• Data supplied:
####

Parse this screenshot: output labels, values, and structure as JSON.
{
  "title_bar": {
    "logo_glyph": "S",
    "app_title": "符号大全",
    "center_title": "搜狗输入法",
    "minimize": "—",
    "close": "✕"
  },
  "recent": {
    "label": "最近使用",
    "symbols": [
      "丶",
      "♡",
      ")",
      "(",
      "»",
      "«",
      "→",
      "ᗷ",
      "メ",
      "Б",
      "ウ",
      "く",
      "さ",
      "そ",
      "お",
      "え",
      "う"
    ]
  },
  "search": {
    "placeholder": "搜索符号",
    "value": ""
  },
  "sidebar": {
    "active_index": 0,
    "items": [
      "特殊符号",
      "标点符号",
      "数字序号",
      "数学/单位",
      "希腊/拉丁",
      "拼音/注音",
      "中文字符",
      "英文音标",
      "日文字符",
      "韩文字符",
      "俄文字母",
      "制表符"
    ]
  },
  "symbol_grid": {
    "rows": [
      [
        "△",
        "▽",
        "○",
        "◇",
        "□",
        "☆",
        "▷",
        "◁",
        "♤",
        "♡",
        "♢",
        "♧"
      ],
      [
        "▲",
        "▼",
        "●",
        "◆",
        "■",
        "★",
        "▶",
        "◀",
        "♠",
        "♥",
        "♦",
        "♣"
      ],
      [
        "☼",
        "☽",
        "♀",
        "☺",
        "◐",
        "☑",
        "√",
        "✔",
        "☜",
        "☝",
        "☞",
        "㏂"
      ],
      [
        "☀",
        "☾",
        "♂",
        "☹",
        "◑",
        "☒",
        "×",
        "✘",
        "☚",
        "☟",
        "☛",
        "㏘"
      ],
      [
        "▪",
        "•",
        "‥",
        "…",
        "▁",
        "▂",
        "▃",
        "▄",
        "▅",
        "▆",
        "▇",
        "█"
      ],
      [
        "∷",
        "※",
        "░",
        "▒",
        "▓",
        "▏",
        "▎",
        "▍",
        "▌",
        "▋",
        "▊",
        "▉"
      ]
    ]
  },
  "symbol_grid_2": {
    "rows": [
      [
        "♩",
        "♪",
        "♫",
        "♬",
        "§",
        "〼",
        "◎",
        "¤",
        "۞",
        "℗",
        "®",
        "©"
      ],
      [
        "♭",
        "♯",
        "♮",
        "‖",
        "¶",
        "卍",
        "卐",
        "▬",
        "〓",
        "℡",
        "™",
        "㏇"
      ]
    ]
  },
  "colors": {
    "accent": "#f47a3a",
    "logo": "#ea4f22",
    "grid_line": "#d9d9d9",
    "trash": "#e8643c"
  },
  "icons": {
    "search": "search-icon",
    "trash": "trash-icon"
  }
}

####

Write out all the lines again, exactly as they are.

Parse this screenshot: output labels, values, and structure as JSON.
{
  "title_bar": {
    "logo_glyph": "S",
    "app_title": "符号大全",
    "center_title": "搜狗输入法",
    "minimize": "—",
    "close": "✕"
  },
  "recent": {
    "label": "最近使用",
    "symbols": [
      "丶",
      "♡",
      ")",
      "(",
      "»",
      "«",
      "→",
      "ᗷ",
      "メ",
      "Б",
      "ウ",
      "く",
      "さ",
      "そ",
      "お",
      "え",
      "う"
    ]
  },
  "search": {
    "placeholder": "搜索符号",
    "value": ""
  },
  "sidebar": {
    "active_index": 0,
    "items": [
      "特殊符号",
      "标点符号",
      "数字序号",
      "数学/单位",
      "希腊/拉丁",
      "拼音/注音",
      "中文字符",
      "英文音标",
      "日文字符",
      "韩文字符",
      "俄文字母",
      "制表符"
    ]
  },
  "symbol_grid": {
    "rows": [
      [
        "△",
        "▽",
        "○",
        "◇",
        "□",
        "☆",
        "▷",
        "◁",
        "♤",
        "♡",
        "♢",
        "♧"
      ],
      [
        "▲",
        "▼",
        "●",
        "◆",
        "■",
        "★",
        "▶",
        "◀",
        "♠",
        "♥",
        "♦",
        "♣"
      ],
      [
        "☼",
        "☽",
        "♀",
        "☺",
        "◐",
        "☑",
        "√",
        "✔",
        "☜",
        "☝",
        "☞",
        "㏂"
      ],
      [
        "☀",
        "☾",
        "♂",
        "☹",
        "◑",
        "☒",
        "×",
        "✘",
        "☚",
        "☟",
        "☛",
        "㏘"
      ],
      [
        "▪",
        "•",
        "‥",
        "…",
        "▁",
        "▂",
        "▃",
        "▄",
        "▅",
        "▆",
        "▇",
        "█"
      ],
      [
        "∷",
        "※",
        "░",
        "▒",
        "▓",
        "▏",
        "▎",
        "▍",
        "▌",
        "▋",
        "▊",
        "▉"
      ]
    ]
  },
  "symbol_grid_2": {
    "rows": [
      [
        "♩",
        "♪",
        "♫",
        "♬",
        "§",
        "〼",
        "◎",
        "¤",
        "۞",
        "℗",
        "®",
        "©"
      ],
      [
        "♭",
        "♯",
        "♮",
        "‖",
        "¶",
        "卍",
        "卐",
        "▬",
        "〓",
        "℡",
        "™",
        "㏇"
      ]
    ]
  },
  "colors": {
    "accent": "#f47a3a",
    "logo": "#ea4f22",
    "grid_line": "#d9d9d9",
    "trash": "#e8643c"
  },
  "icons": {
    "search": "search-icon",
    "trash": "trash-icon"
  }
}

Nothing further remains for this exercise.